- _Passage shown_
1980 FA Charity Shield
| Liverpool | West Ham United |
| 1 | 0 |
- Date: 9 August 1980
- Venue: Wembley Stadium, London
- Referee: John Hunting (Leicester)
- Attendance: 90,000

= 1980 FA Charity Shield =

The 1980 FA Charity Shield was the 58th FA Charity Shield, an annual football match played between the winners of the previous season's Football League and FA Cup competitions. The match took place on 9 August 1980 at Wembley Stadium and was played between 1979–80 Football League champions Liverpool and FA Cup winners West Ham United. It ended in a 1–0 victory for Liverpool, the only goal coming from Terry McDermott in the 17th minute from close range after the West Ham goalkeeper Phil Parkes spilled a shot from Alan Kennedy from the left of the penalty area.

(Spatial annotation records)

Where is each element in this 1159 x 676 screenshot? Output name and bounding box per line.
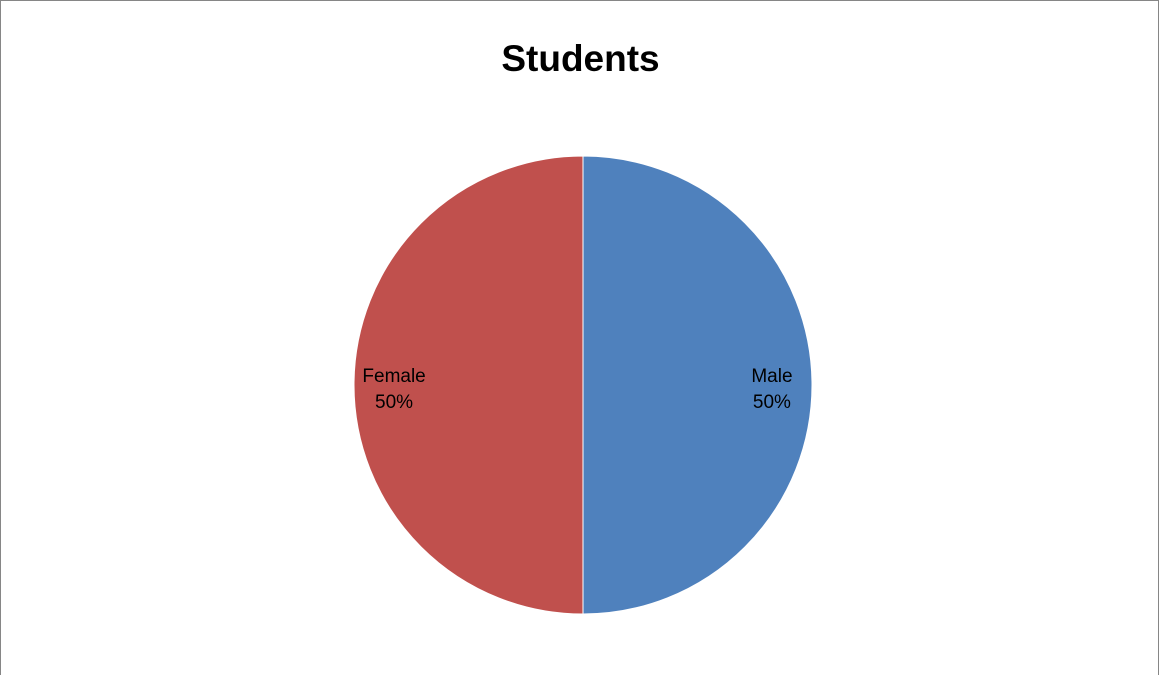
slice-label-male-percent: 50% xyxy=(753,392,791,413)
chart-title: Students xyxy=(501,38,660,79)
slice-label-female-name: Female xyxy=(362,366,425,387)
pie-slice-female xyxy=(353,155,584,615)
slice-label-female-percent: 50% xyxy=(375,392,413,413)
slice-label-male-name: Male xyxy=(751,366,792,387)
pie-slice-male xyxy=(582,155,813,615)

- _Jobs_
**A.** List every player named in the 1980 FA Charity Shield text.
**B.** According to the 1980 FA Charity Shield text, what was the attendance at the match?
The records have no connection to the text about the 1980 FA Charity Shield.

- _Answers to each task_
**A.** Terry McDermott, Phil Parkes, Alan Kennedy

**B.** 90,000